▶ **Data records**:
>> START

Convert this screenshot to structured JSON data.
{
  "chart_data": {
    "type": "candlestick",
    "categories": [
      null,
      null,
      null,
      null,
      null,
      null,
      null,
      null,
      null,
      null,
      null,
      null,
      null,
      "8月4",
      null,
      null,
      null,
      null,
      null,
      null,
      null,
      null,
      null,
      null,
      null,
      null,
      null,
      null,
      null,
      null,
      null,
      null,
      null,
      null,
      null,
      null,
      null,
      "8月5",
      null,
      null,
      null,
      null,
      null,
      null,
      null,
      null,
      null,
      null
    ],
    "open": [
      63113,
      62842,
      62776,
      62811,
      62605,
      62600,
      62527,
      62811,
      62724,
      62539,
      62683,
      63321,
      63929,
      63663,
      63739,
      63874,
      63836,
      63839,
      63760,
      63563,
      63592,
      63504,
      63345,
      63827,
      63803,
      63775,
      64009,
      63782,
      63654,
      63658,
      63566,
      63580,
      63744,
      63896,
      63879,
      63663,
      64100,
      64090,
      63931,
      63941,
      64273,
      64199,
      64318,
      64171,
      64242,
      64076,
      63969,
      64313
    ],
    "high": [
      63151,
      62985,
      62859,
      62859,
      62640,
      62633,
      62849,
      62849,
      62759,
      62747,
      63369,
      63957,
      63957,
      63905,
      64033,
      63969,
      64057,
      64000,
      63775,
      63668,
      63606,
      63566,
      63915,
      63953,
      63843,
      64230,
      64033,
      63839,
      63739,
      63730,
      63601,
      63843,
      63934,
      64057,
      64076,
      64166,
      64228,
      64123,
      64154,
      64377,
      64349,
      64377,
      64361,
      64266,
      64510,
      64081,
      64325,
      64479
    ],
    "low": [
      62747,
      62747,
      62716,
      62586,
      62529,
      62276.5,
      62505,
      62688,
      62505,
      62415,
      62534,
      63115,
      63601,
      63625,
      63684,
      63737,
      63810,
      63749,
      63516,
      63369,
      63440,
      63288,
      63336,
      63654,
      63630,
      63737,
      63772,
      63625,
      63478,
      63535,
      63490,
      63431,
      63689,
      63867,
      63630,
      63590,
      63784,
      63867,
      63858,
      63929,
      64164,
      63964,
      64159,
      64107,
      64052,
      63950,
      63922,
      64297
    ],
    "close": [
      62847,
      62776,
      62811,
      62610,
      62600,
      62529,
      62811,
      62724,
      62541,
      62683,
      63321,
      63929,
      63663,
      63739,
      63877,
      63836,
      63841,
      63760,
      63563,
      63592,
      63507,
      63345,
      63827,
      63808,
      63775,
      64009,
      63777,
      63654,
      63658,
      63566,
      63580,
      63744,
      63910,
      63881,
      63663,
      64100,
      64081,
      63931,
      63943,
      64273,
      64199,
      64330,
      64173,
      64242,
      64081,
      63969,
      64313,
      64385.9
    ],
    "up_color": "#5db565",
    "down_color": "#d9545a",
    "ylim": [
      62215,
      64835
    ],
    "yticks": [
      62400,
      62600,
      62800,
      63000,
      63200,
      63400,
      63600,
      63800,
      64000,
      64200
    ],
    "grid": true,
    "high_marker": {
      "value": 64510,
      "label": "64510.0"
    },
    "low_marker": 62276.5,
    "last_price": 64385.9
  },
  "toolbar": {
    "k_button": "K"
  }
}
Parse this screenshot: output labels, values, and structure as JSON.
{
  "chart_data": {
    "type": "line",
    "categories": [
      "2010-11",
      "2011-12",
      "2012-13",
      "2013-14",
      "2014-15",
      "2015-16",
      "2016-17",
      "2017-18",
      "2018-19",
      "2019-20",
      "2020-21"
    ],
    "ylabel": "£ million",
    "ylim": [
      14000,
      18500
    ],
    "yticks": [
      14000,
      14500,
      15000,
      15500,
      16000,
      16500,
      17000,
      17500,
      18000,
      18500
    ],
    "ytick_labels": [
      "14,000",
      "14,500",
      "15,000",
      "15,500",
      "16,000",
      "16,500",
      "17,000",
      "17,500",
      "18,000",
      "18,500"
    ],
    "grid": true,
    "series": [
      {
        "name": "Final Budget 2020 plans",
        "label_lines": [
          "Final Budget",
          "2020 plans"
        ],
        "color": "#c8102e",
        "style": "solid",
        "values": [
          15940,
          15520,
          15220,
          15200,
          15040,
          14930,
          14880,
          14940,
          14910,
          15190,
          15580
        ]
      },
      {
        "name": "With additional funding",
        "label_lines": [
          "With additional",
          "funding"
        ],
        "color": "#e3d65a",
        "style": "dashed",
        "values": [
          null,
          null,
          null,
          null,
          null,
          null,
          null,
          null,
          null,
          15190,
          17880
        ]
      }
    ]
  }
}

>> END

▶ **Problem details**: Show each line of the listing that holds the string "Budget".

▶ **Exercise response**:
        "name": "Final Budget 2020 plans",
          "Final Budget",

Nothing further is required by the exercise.